Stored data
==============================

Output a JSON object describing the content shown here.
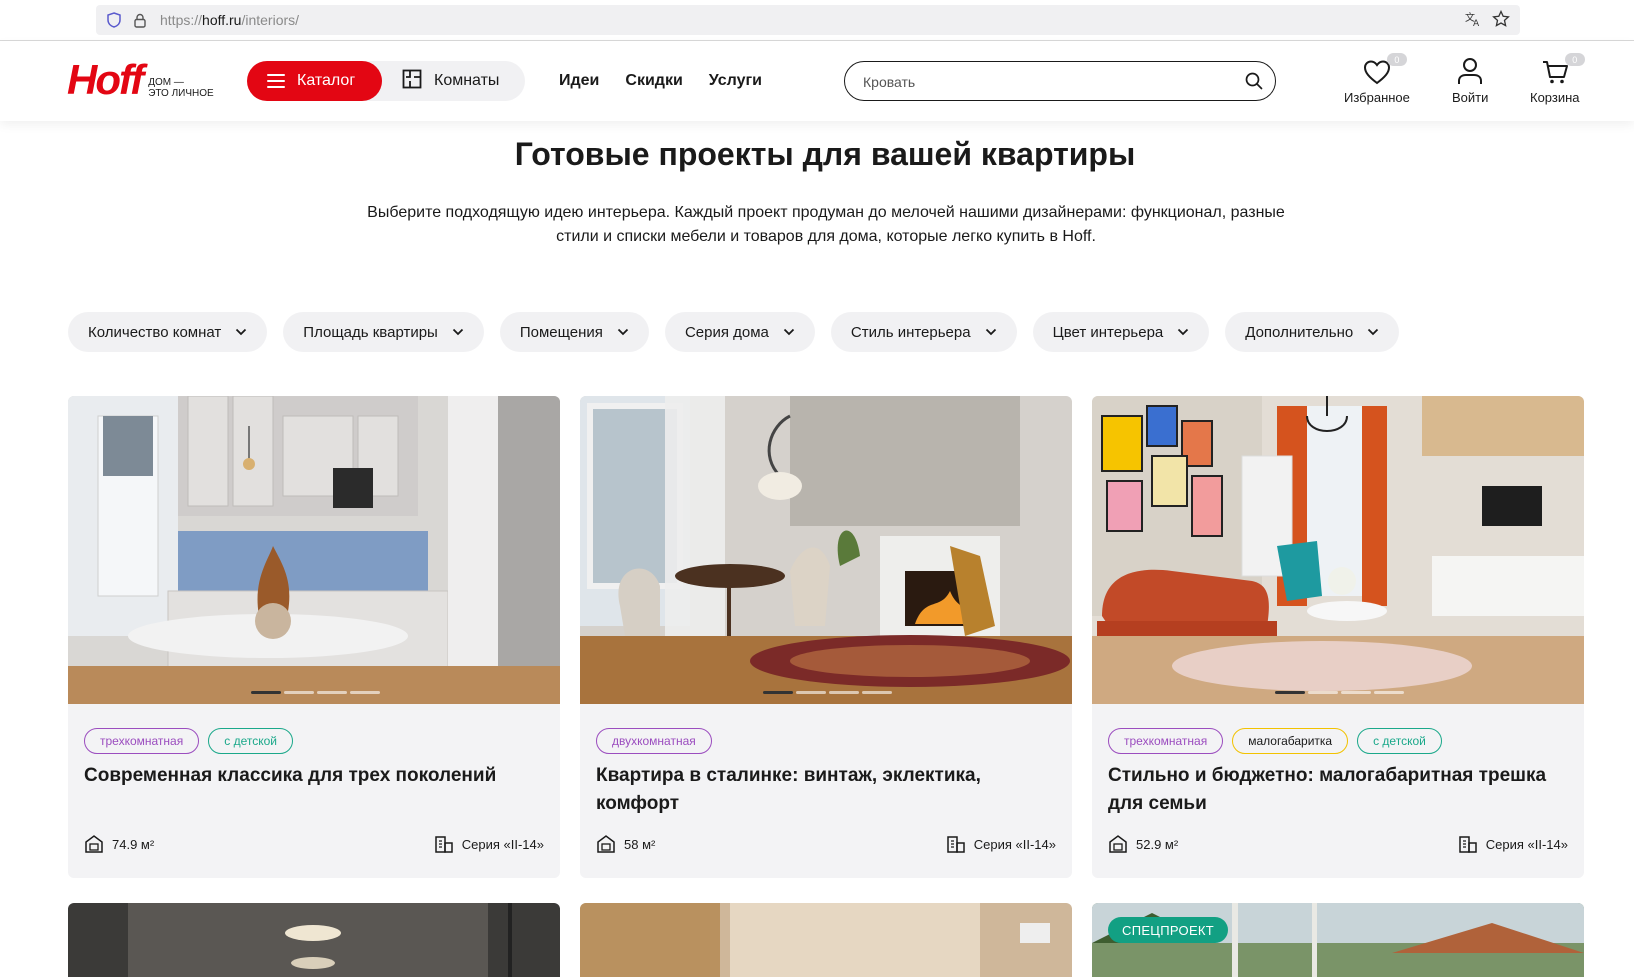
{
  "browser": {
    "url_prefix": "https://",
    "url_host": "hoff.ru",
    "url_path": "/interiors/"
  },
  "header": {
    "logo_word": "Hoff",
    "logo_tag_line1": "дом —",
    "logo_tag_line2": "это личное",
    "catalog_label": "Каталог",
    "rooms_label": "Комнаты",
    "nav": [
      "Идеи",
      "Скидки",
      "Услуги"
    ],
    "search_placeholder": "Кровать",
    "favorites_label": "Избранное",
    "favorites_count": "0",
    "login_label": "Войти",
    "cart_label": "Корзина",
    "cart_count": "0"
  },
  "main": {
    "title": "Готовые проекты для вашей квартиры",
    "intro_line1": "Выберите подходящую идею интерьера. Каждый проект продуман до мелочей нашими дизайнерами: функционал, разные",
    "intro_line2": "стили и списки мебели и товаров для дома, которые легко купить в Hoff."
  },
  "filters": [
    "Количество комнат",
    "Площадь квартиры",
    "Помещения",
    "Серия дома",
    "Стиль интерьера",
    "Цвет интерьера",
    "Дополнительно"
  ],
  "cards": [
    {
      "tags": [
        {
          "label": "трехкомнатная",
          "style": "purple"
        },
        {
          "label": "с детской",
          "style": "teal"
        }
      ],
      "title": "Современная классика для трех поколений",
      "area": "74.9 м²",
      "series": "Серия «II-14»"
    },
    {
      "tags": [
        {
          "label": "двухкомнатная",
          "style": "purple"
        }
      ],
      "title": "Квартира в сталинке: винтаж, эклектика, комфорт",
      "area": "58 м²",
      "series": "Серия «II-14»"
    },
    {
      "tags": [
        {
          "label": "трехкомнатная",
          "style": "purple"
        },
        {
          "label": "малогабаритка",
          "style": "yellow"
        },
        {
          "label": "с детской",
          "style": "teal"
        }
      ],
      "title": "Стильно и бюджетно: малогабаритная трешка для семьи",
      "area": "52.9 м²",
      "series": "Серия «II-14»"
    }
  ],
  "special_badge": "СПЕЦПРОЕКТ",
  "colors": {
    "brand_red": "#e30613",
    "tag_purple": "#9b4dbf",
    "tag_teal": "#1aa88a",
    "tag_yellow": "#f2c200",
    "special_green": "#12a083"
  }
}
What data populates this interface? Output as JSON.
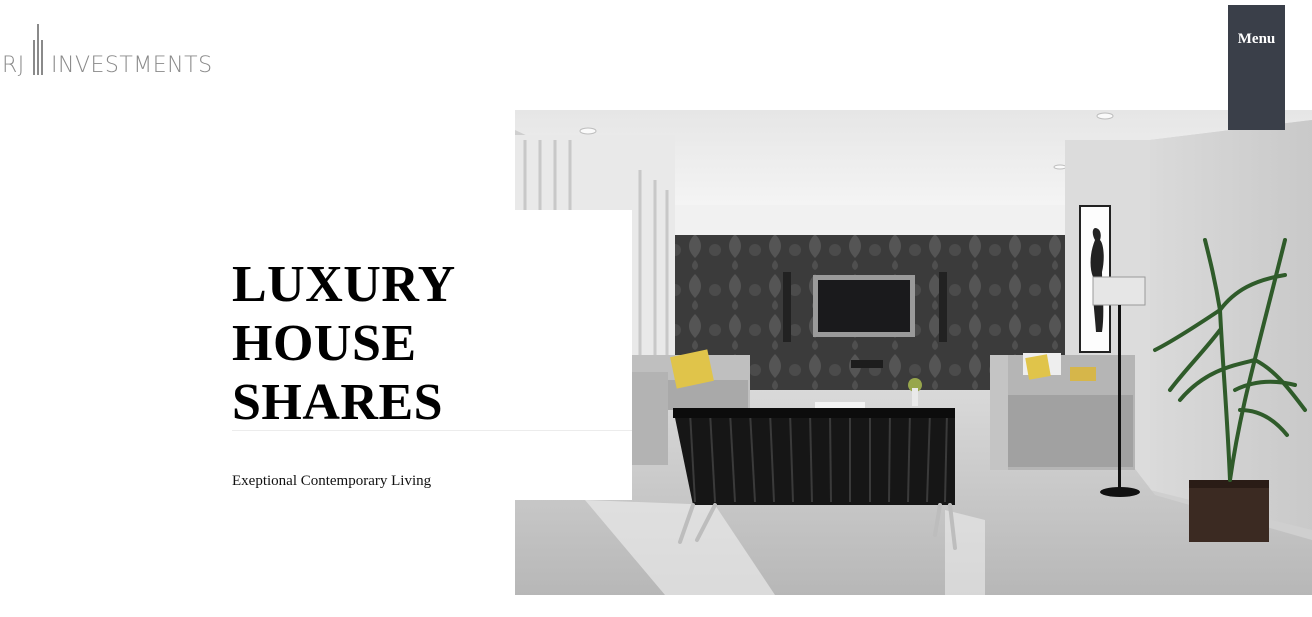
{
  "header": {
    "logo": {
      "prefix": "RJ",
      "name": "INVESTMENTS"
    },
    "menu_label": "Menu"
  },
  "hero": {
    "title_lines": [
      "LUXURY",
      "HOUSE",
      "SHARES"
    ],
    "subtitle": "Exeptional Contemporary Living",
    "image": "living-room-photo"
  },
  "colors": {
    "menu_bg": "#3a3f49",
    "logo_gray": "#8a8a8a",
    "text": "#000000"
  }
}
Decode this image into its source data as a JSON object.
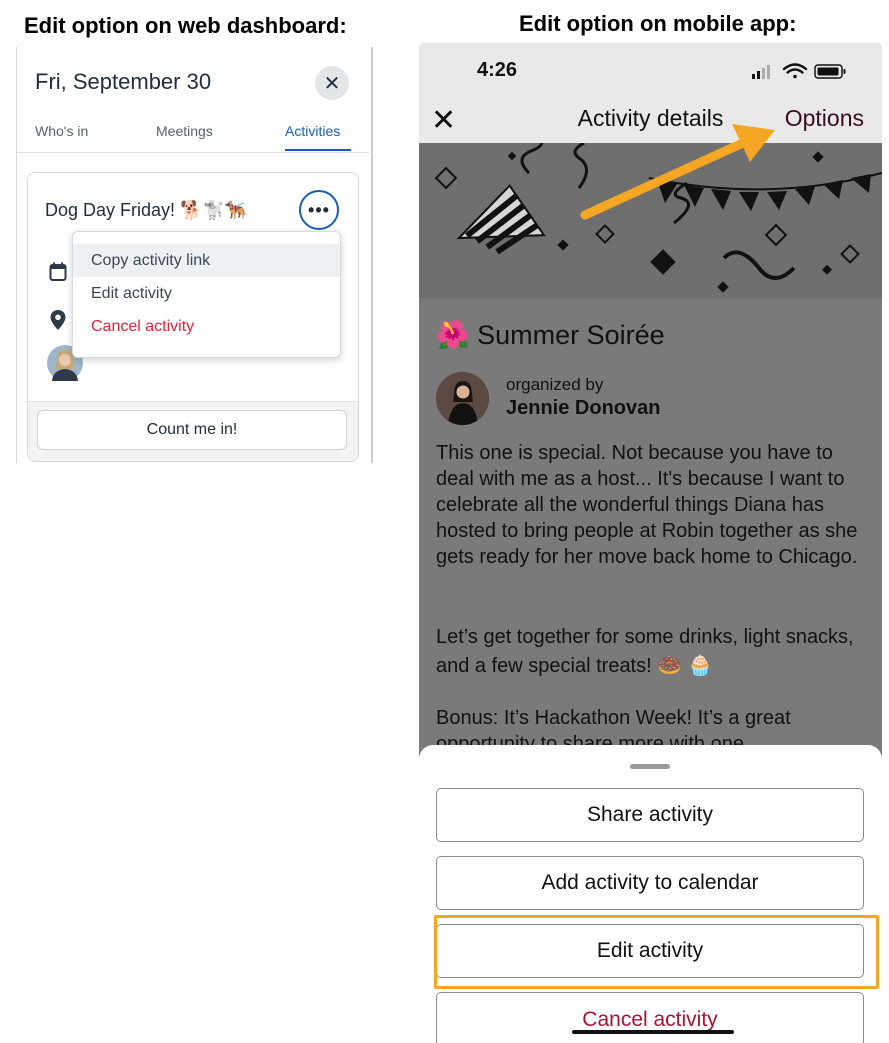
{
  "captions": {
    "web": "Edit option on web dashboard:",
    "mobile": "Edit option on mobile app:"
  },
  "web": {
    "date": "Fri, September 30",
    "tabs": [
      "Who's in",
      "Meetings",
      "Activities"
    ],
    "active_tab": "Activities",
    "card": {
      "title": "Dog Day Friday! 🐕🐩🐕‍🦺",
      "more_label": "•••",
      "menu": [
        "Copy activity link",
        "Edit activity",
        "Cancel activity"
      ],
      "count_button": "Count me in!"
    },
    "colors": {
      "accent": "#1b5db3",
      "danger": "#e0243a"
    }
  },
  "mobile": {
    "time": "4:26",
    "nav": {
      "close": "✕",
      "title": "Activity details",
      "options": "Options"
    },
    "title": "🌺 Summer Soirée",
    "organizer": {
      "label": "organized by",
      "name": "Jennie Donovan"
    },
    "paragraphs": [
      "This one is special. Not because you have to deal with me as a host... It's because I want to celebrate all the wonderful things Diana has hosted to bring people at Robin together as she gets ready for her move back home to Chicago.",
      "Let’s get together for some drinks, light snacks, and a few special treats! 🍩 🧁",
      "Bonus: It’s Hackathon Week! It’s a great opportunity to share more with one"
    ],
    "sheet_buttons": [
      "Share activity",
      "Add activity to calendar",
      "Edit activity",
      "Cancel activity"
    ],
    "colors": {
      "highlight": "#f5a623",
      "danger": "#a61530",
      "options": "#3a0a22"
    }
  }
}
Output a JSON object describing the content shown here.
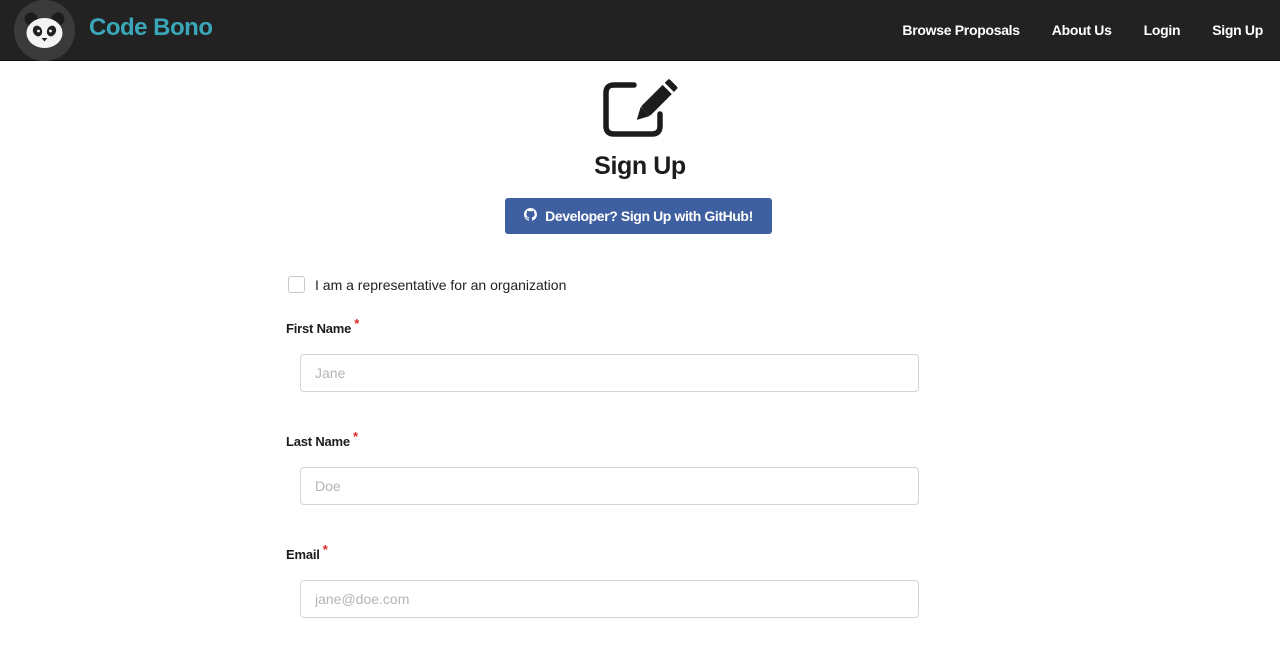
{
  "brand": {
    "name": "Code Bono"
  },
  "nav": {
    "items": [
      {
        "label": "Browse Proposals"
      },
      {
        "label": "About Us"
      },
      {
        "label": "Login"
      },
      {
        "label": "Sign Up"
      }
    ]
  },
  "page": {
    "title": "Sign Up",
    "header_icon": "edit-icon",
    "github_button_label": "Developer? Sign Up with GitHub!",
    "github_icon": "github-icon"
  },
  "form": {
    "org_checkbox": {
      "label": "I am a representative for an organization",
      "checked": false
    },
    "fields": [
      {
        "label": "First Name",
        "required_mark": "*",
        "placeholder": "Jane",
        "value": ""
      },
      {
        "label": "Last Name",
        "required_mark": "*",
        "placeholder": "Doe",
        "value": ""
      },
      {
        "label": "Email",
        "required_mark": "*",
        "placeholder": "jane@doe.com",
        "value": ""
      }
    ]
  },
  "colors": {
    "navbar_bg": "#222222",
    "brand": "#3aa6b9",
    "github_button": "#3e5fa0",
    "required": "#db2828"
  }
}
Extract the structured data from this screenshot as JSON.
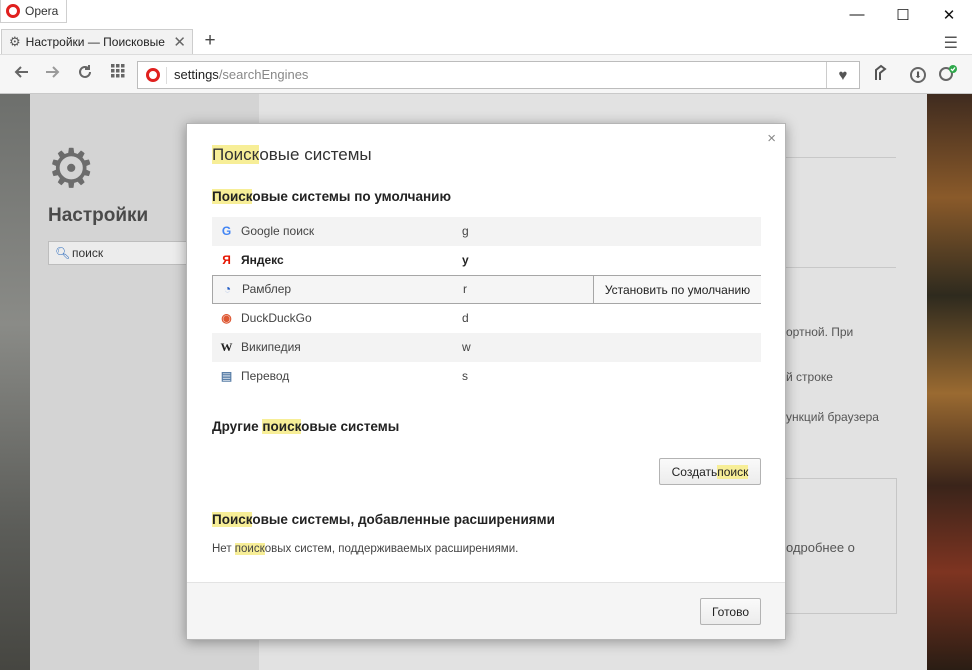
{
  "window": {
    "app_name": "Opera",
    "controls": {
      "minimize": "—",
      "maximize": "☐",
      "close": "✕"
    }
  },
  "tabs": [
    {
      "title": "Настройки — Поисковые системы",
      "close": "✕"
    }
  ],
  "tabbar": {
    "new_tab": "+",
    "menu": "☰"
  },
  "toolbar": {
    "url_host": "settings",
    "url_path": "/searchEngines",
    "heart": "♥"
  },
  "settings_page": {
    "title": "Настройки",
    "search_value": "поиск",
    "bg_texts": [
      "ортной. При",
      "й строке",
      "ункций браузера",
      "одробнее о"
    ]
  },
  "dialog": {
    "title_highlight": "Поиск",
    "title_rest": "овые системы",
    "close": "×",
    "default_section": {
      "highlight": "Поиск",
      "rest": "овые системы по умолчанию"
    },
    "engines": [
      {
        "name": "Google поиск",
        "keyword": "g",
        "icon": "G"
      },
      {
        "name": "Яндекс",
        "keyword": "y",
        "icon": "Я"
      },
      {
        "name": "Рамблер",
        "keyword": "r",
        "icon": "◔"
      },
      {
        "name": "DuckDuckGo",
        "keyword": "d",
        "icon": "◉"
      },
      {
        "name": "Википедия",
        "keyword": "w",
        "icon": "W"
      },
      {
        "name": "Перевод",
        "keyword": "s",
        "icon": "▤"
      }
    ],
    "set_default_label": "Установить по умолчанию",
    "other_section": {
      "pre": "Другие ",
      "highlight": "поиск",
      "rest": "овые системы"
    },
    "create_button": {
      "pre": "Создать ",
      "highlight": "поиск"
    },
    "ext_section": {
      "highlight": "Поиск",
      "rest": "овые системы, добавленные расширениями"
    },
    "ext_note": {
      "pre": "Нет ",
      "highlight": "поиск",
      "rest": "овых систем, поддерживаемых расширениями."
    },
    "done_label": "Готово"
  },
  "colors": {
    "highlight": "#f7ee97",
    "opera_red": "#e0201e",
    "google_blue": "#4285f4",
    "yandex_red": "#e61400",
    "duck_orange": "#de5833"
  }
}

==============================

- [WORK INSTRUCTIONS]: Using the material above, retype each entry exactly and omit the pictures.

- [TASK RESPONSE]:
Output a JSON object describing the content shown here.
{
  "browser": {
    "url_prefix": "https://",
    "url_host": "hoff.ru",
    "url_path": "/interiors/"
  },
  "header": {
    "logo_word": "Hoff",
    "logo_tag_line1": "дом —",
    "logo_tag_line2": "это личное",
    "catalog_label": "Каталог",
    "rooms_label": "Комнаты",
    "nav": [
      "Идеи",
      "Скидки",
      "Услуги"
    ],
    "search_placeholder": "Кровать",
    "favorites_label": "Избранное",
    "favorites_count": "0",
    "login_label": "Войти",
    "cart_label": "Корзина",
    "cart_count": "0"
  },
  "main": {
    "title": "Готовые проекты для вашей квартиры",
    "intro_line1": "Выберите подходящую идею интерьера. Каждый проект продуман до мелочей нашими дизайнерами: функционал, разные",
    "intro_line2": "стили и списки мебели и товаров для дома, которые легко купить в Hoff."
  },
  "filters": [
    "Количество комнат",
    "Площадь квартиры",
    "Помещения",
    "Серия дома",
    "Стиль интерьера",
    "Цвет интерьера",
    "Дополнительно"
  ],
  "cards": [
    {
      "tags": [
        {
          "label": "трехкомнатная",
          "style": "purple"
        },
        {
          "label": "с детской",
          "style": "teal"
        }
      ],
      "title": "Современная классика для трех поколений",
      "area": "74.9 м²",
      "series": "Серия «II-14»"
    },
    {
      "tags": [
        {
          "label": "двухкомнатная",
          "style": "purple"
        }
      ],
      "title": "Квартира в сталинке: винтаж, эклектика, комфорт",
      "area": "58 м²",
      "series": "Серия «II-14»"
    },
    {
      "tags": [
        {
          "label": "трехкомнатная",
          "style": "purple"
        },
        {
          "label": "малогабаритка",
          "style": "yellow"
        },
        {
          "label": "с детской",
          "style": "teal"
        }
      ],
      "title": "Стильно и бюджетно: малогабаритная трешка для семьи",
      "area": "52.9 м²",
      "series": "Серия «II-14»"
    }
  ],
  "special_badge": "СПЕЦПРОЕКТ",
  "colors": {
    "brand_red": "#e30613",
    "tag_purple": "#9b4dbf",
    "tag_teal": "#1aa88a",
    "tag_yellow": "#f2c200",
    "special_green": "#12a083"
  }
}
What data populates this interface? Output as JSON.
{
  "header": {
    "logo": {
      "prefix": "RJ",
      "name": "INVESTMENTS"
    },
    "menu_label": "Menu"
  },
  "hero": {
    "title_lines": [
      "LUXURY",
      "HOUSE",
      "SHARES"
    ],
    "subtitle": "Exeptional Contemporary Living",
    "image": "living-room-photo"
  },
  "colors": {
    "menu_bg": "#3a3f49",
    "logo_gray": "#8a8a8a",
    "text": "#000000"
  }
}
Decode this image into its source data as a JSON object.
{
  "captions": {
    "web": "Edit option on web dashboard:",
    "mobile": "Edit option on mobile app:"
  },
  "web": {
    "date": "Fri, September 30",
    "tabs": [
      "Who's in",
      "Meetings",
      "Activities"
    ],
    "active_tab": "Activities",
    "card": {
      "title": "Dog Day Friday! 🐕🐩🐕‍🦺",
      "more_label": "•••",
      "menu": [
        "Copy activity link",
        "Edit activity",
        "Cancel activity"
      ],
      "count_button": "Count me in!"
    },
    "colors": {
      "accent": "#1b5db3",
      "danger": "#e0243a"
    }
  },
  "mobile": {
    "time": "4:26",
    "nav": {
      "close": "✕",
      "title": "Activity details",
      "options": "Options"
    },
    "title": "🌺 Summer Soirée",
    "organizer": {
      "label": "organized by",
      "name": "Jennie Donovan"
    },
    "paragraphs": [
      "This one is special. Not because you have to deal with me as a host... It's because I want to celebrate all the wonderful things Diana has hosted to bring people at Robin together as she gets ready for her move back home to Chicago.",
      "Let’s get together for some drinks, light snacks, and a few special treats! 🍩 🧁",
      "Bonus: It’s Hackathon Week! It’s a great opportunity to share more with one"
    ],
    "sheet_buttons": [
      "Share activity",
      "Add activity to calendar",
      "Edit activity",
      "Cancel activity"
    ],
    "colors": {
      "highlight": "#f5a623",
      "danger": "#a61530",
      "options": "#3a0a22"
    }
  }
}
Output a JSON object describing the content shown here.
{
  "brand": {
    "name": "Code Bono"
  },
  "nav": {
    "items": [
      {
        "label": "Browse Proposals"
      },
      {
        "label": "About Us"
      },
      {
        "label": "Login"
      },
      {
        "label": "Sign Up"
      }
    ]
  },
  "page": {
    "title": "Sign Up",
    "header_icon": "edit-icon",
    "github_button_label": "Developer? Sign Up with GitHub!",
    "github_icon": "github-icon"
  },
  "form": {
    "org_checkbox": {
      "label": "I am a representative for an organization",
      "checked": false
    },
    "fields": [
      {
        "label": "First Name",
        "required_mark": "*",
        "placeholder": "Jane",
        "value": ""
      },
      {
        "label": "Last Name",
        "required_mark": "*",
        "placeholder": "Doe",
        "value": ""
      },
      {
        "label": "Email",
        "required_mark": "*",
        "placeholder": "jane@doe.com",
        "value": ""
      }
    ]
  },
  "colors": {
    "navbar_bg": "#222222",
    "brand": "#3aa6b9",
    "github_button": "#3e5fa0",
    "required": "#db2828"
  }
}
Extract the structured data from this screenshot as JSON.
{
  "window": {
    "app_name": "Opera",
    "controls": {
      "minimize": "—",
      "maximize": "☐",
      "close": "✕"
    }
  },
  "tabs": [
    {
      "title": "Настройки — Поисковые системы",
      "close": "✕"
    }
  ],
  "tabbar": {
    "new_tab": "+",
    "menu": "☰"
  },
  "toolbar": {
    "url_host": "settings",
    "url_path": "/searchEngines",
    "heart": "♥"
  },
  "settings_page": {
    "title": "Настройки",
    "search_value": "поиск",
    "bg_texts": [
      "ортной. При",
      "й строке",
      "ункций браузера",
      "одробнее о"
    ]
  },
  "dialog": {
    "title_highlight": "Поиск",
    "title_rest": "овые системы",
    "close": "×",
    "default_section": {
      "highlight": "Поиск",
      "rest": "овые системы по умолчанию"
    },
    "engines": [
      {
        "name": "Google поиск",
        "keyword": "g",
        "icon": "G"
      },
      {
        "name": "Яндекс",
        "keyword": "y",
        "icon": "Я"
      },
      {
        "name": "Рамблер",
        "keyword": "r",
        "icon": "◔"
      },
      {
        "name": "DuckDuckGo",
        "keyword": "d",
        "icon": "◉"
      },
      {
        "name": "Википедия",
        "keyword": "w",
        "icon": "W"
      },
      {
        "name": "Перевод",
        "keyword": "s",
        "icon": "▤"
      }
    ],
    "set_default_label": "Установить по умолчанию",
    "other_section": {
      "pre": "Другие ",
      "highlight": "поиск",
      "rest": "овые системы"
    },
    "create_button": {
      "pre": "Создать ",
      "highlight": "поиск"
    },
    "ext_section": {
      "highlight": "Поиск",
      "rest": "овые системы, добавленные расширениями"
    },
    "ext_note": {
      "pre": "Нет ",
      "highlight": "поиск",
      "rest": "овых систем, поддерживаемых расширениями."
    },
    "done_label": "Готово"
  },
  "colors": {
    "highlight": "#f7ee97",
    "opera_red": "#e0201e",
    "google_blue": "#4285f4",
    "yandex_red": "#e61400",
    "duck_orange": "#de5833"
  }
}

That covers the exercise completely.